-------- Dataset extract --------

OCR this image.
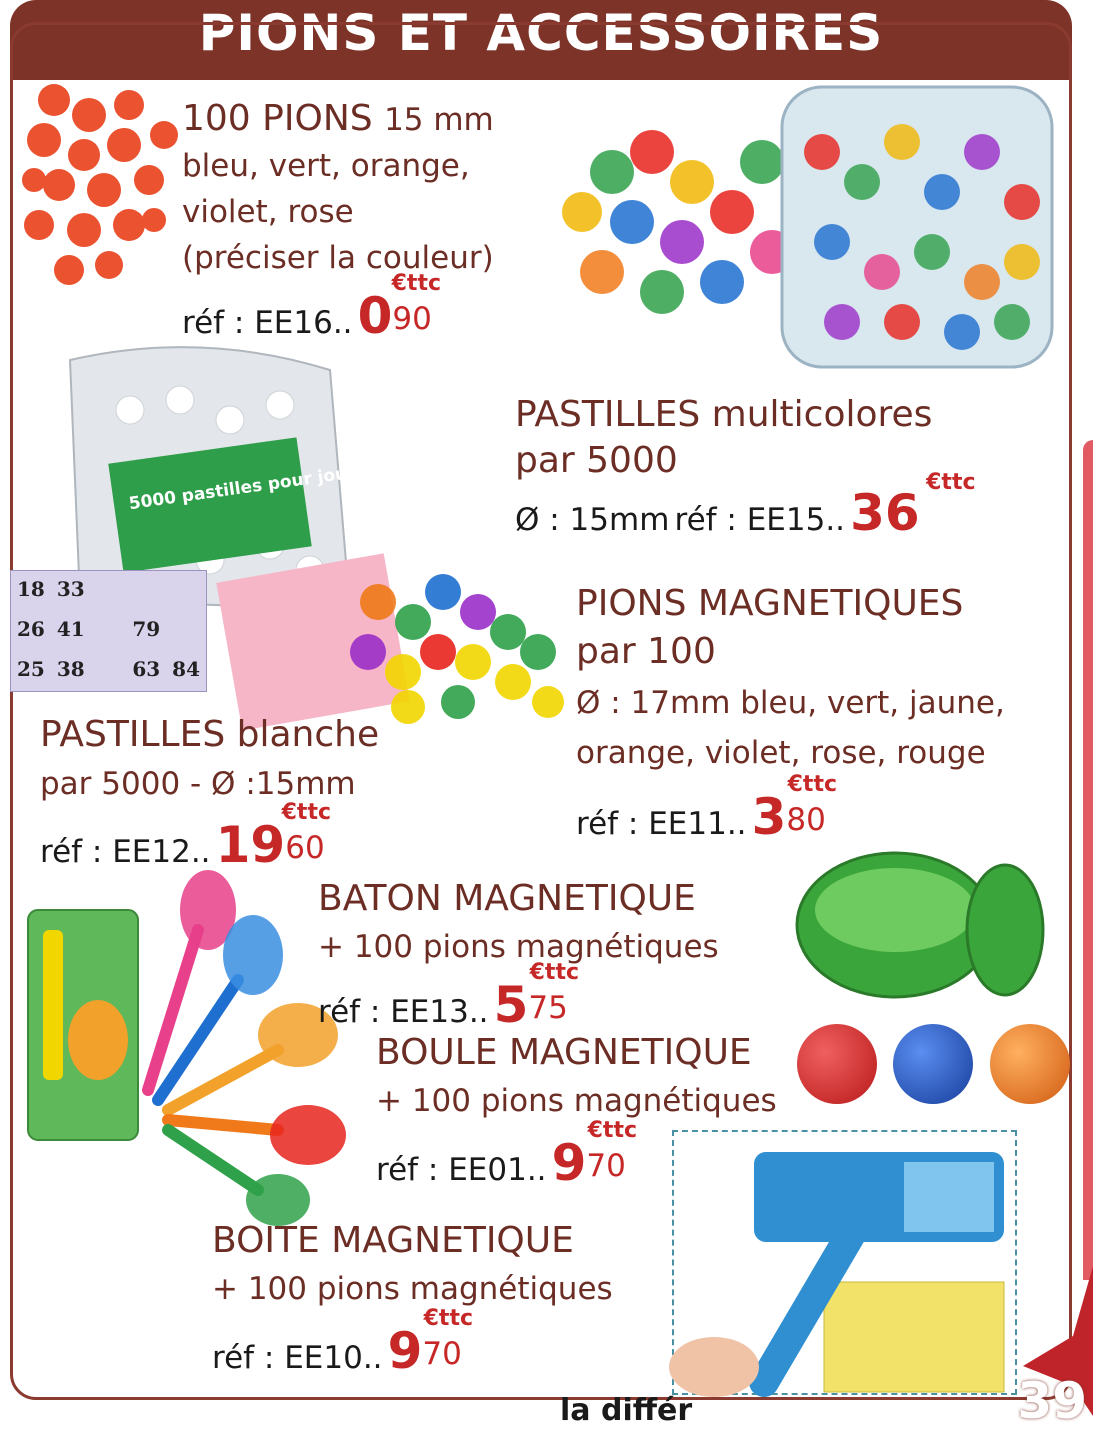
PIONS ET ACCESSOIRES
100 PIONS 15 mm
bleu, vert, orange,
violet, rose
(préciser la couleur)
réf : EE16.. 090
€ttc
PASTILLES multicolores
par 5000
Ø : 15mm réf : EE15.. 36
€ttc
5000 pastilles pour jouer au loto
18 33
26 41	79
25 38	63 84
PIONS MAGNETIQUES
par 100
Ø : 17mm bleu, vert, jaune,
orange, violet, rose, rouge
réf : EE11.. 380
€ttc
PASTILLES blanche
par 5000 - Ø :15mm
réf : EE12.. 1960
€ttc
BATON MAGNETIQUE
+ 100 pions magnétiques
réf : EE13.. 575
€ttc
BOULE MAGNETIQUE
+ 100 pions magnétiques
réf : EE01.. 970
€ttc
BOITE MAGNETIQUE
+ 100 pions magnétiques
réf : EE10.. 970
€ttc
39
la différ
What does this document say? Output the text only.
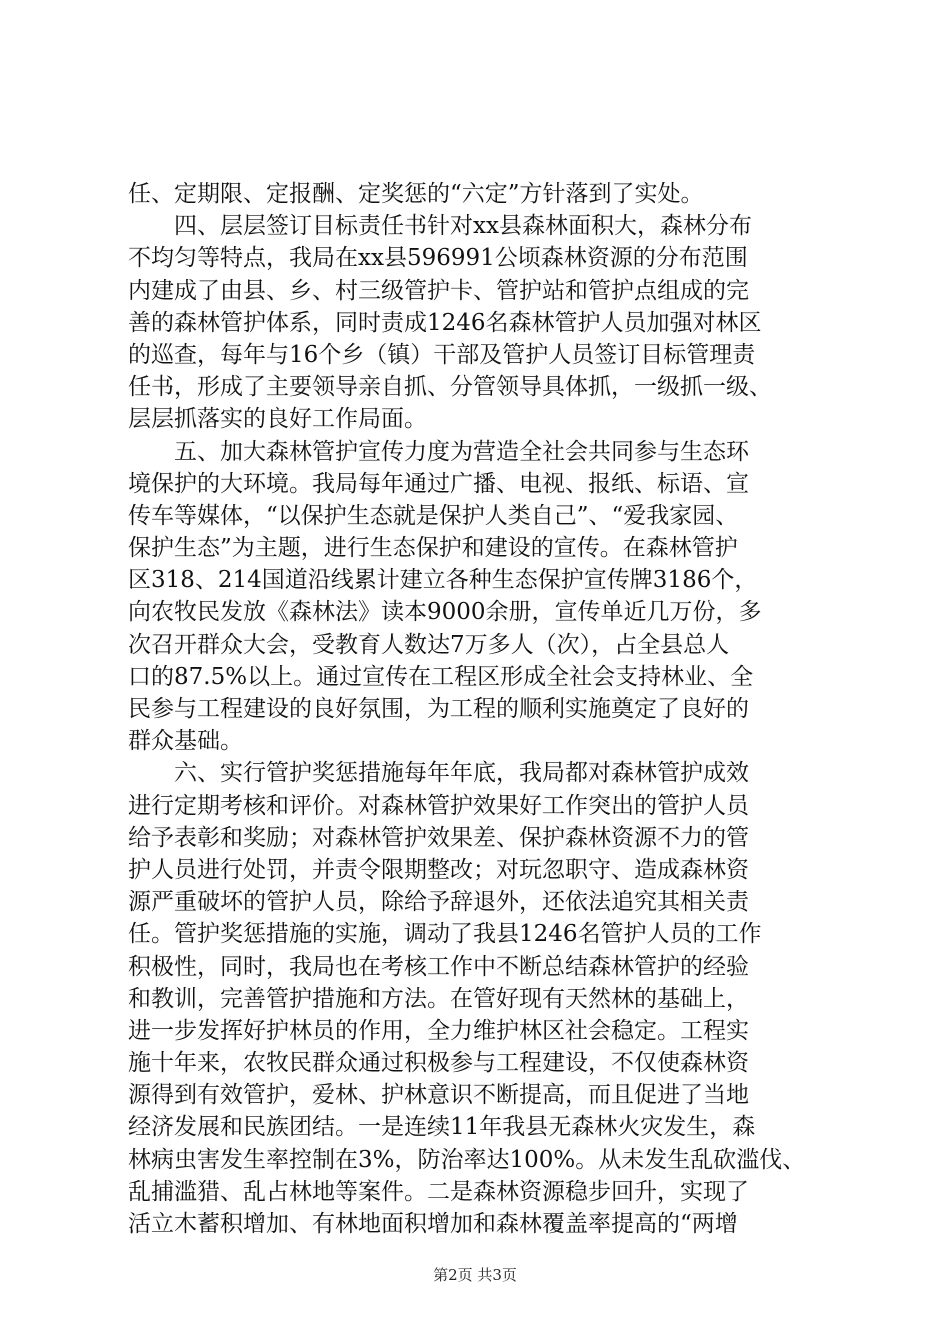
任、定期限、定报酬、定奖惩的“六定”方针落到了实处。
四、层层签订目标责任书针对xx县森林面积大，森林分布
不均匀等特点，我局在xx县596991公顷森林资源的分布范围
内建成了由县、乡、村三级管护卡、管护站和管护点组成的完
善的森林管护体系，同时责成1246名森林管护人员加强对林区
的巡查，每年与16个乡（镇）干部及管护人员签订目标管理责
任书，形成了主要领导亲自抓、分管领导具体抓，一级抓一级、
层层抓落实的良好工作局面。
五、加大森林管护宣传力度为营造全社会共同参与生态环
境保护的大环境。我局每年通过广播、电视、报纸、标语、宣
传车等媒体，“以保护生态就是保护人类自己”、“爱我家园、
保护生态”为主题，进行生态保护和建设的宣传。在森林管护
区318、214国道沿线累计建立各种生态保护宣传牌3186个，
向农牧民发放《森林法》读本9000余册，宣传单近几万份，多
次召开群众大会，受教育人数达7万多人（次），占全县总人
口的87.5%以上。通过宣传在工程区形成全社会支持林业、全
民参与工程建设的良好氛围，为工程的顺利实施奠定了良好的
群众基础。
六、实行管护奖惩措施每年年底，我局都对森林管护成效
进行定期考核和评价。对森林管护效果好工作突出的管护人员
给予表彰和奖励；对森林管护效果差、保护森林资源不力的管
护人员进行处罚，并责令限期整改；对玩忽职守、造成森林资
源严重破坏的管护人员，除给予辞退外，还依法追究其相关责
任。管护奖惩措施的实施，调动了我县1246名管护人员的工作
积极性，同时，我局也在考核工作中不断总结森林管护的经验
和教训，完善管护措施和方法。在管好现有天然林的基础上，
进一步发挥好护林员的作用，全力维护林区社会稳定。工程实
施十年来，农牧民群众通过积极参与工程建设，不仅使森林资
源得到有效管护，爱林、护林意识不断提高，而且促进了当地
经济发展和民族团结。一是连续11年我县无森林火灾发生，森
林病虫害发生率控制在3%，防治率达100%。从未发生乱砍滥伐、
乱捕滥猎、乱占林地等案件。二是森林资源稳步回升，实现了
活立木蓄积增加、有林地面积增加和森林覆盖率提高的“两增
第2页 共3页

--------

Output only the lines from the line that contains "What does this" through the end of the material, both ends included, and skip every picture.

What does this document say? Output the text only.
任、定期限、定报酬、定奖惩的“六定”方针落到了实处。
四、层层签订目标责任书针对xx县森林面积大，森林分布
不均匀等特点，我局在xx县596991公顷森林资源的分布范围
内建成了由县、乡、村三级管护卡、管护站和管护点组成的完
善的森林管护体系，同时责成1246名森林管护人员加强对林区
的巡查，每年与16个乡（镇）干部及管护人员签订目标管理责
任书，形成了主要领导亲自抓、分管领导具体抓，一级抓一级、
层层抓落实的良好工作局面。
五、加大森林管护宣传力度为营造全社会共同参与生态环
境保护的大环境。我局每年通过广播、电视、报纸、标语、宣
传车等媒体，“以保护生态就是保护人类自己”、“爱我家园、
保护生态”为主题，进行生态保护和建设的宣传。在森林管护
区318、214国道沿线累计建立各种生态保护宣传牌3186个，
向农牧民发放《森林法》读本9000余册，宣传单近几万份，多
次召开群众大会，受教育人数达7万多人（次），占全县总人
口的87.5%以上。通过宣传在工程区形成全社会支持林业、全
民参与工程建设的良好氛围，为工程的顺利实施奠定了良好的
群众基础。
六、实行管护奖惩措施每年年底，我局都对森林管护成效
进行定期考核和评价。对森林管护效果好工作突出的管护人员
给予表彰和奖励；对森林管护效果差、保护森林资源不力的管
护人员进行处罚，并责令限期整改；对玩忽职守、造成森林资
源严重破坏的管护人员，除给予辞退外，还依法追究其相关责
任。管护奖惩措施的实施，调动了我县1246名管护人员的工作
积极性，同时，我局也在考核工作中不断总结森林管护的经验
和教训，完善管护措施和方法。在管好现有天然林的基础上，
进一步发挥好护林员的作用，全力维护林区社会稳定。工程实
施十年来，农牧民群众通过积极参与工程建设，不仅使森林资
源得到有效管护，爱林、护林意识不断提高，而且促进了当地
经济发展和民族团结。一是连续11年我县无森林火灾发生，森
林病虫害发生率控制在3%，防治率达100%。从未发生乱砍滥伐、
乱捕滥猎、乱占林地等案件。二是森林资源稳步回升，实现了
活立木蓄积增加、有林地面积增加和森林覆盖率提高的“两增
第2页 共3页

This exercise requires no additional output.